◆ Exercise goal: Determine how many lines of the data below contain "דירות", then give only that number.
* START Records shown *
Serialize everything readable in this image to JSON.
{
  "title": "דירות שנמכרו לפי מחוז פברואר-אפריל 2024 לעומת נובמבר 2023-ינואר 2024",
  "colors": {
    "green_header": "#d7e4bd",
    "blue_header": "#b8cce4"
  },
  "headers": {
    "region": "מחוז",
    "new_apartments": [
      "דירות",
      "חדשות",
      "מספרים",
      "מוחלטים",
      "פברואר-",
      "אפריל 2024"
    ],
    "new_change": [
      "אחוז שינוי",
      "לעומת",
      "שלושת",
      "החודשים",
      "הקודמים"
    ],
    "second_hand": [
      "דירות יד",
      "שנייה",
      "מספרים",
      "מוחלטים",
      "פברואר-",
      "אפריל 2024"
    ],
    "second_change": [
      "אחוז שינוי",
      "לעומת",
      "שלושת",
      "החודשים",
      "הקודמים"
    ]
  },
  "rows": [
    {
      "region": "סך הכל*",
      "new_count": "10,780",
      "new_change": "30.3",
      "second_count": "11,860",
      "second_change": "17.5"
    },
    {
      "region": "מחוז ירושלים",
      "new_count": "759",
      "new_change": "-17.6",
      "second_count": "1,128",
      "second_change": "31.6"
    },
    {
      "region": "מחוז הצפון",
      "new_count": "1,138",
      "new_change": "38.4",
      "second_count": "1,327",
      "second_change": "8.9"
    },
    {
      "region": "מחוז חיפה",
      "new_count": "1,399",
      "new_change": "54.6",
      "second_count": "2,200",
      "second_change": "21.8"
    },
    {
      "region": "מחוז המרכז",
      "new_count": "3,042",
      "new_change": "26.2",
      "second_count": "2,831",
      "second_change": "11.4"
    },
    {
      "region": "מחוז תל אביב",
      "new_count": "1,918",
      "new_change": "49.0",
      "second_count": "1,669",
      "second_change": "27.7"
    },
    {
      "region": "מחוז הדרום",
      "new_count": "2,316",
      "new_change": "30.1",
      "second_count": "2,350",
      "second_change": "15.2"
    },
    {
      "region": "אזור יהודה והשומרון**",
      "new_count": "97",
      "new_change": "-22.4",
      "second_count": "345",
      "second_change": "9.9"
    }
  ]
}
* END Records shown *
◆ Reply: 3